*What to work on*. Search the data below for "axios"; list each line that holds it.

*Entries shown*.
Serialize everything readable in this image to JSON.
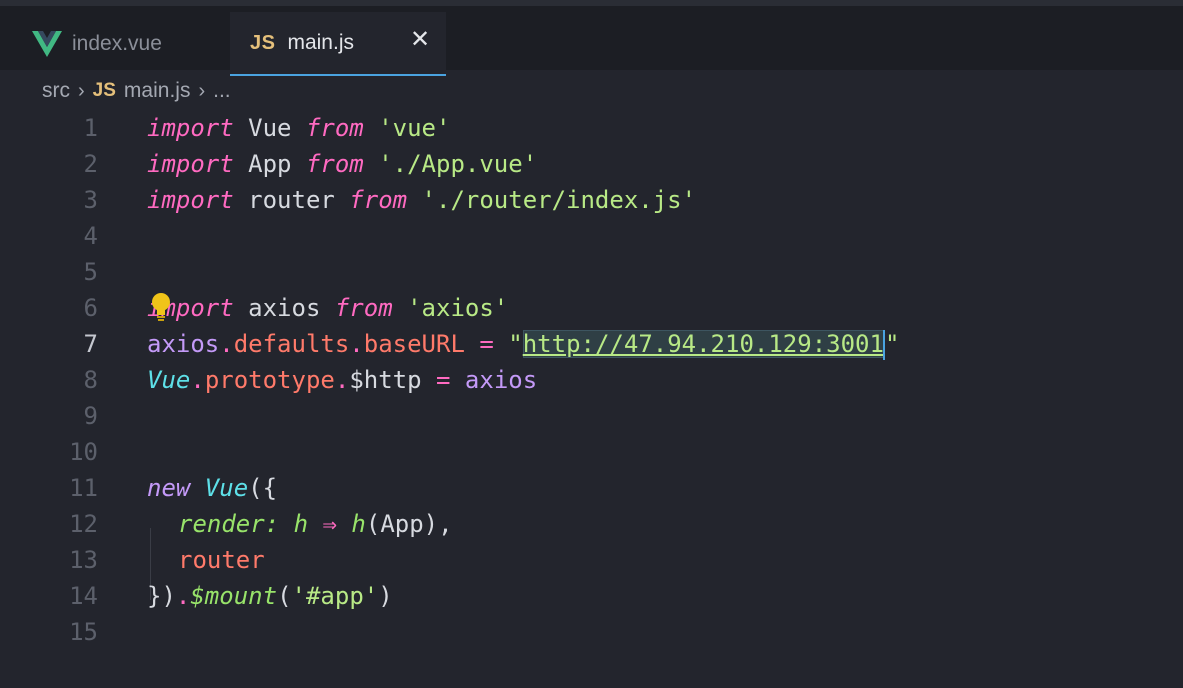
{
  "tabs": [
    {
      "label": "index.vue",
      "icon": "vue-icon",
      "active": false
    },
    {
      "label": "main.js",
      "icon_text": "JS",
      "active": true
    }
  ],
  "breadcrumb": {
    "folder": "src",
    "file_icon_text": "JS",
    "file": "main.js",
    "more": "..."
  },
  "editor": {
    "line_numbers": [
      "1",
      "2",
      "3",
      "4",
      "5",
      "6",
      "7",
      "8",
      "9",
      "10",
      "11",
      "12",
      "13",
      "14",
      "15"
    ],
    "active_line": "7",
    "lines": {
      "l1": {
        "kw1": "import",
        "id": " Vue ",
        "kw2": "from",
        "str": " 'vue'"
      },
      "l2": {
        "kw1": "import",
        "id": " App ",
        "kw2": "from",
        "str": " './App.vue'"
      },
      "l3": {
        "kw1": "import",
        "id": " router ",
        "kw2": "from",
        "str": " './router/index.js'"
      },
      "l6": {
        "kw1": "import",
        "id": " axios ",
        "kw2": "from",
        "str": " 'axios'"
      },
      "l7": {
        "obj": "axios",
        "dot1": ".",
        "prop1": "defaults",
        "dot2": ".",
        "prop2": "baseURL",
        "eq": " = ",
        "q1": "\"",
        "url": "http://47.94.210.129:3001",
        "q2": "\""
      },
      "l8": {
        "cls": "Vue",
        "dot1": ".",
        "prop": "prototype",
        "dot2": ".",
        "id": "$http",
        "eq": " = ",
        "val": "axios"
      },
      "l11": {
        "kw": "new",
        "cls": " Vue",
        "punc": "({"
      },
      "l12": {
        "fn1": "render",
        "colon": ":",
        "param": " h ",
        "arrow": "⇒",
        "fn2": " h",
        "punc": "(App),"
      },
      "l13": {
        "prop": "router"
      },
      "l14": {
        "punc1": "})",
        "dot": ".",
        "fn": "$mount",
        "punc2": "(",
        "str": "'#app'",
        "punc3": ")"
      }
    }
  },
  "colors": {
    "background": "#23252d",
    "keyword": "#ff6ac1",
    "string": "#b8e986",
    "property": "#ff7a6a",
    "class": "#5ee0e8",
    "accent": "#4aa3e0"
  }
}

*Correct output*.
        "id": " axios ",
        "str": " 'axios'"
        "obj": "axios",
        "val": "axios"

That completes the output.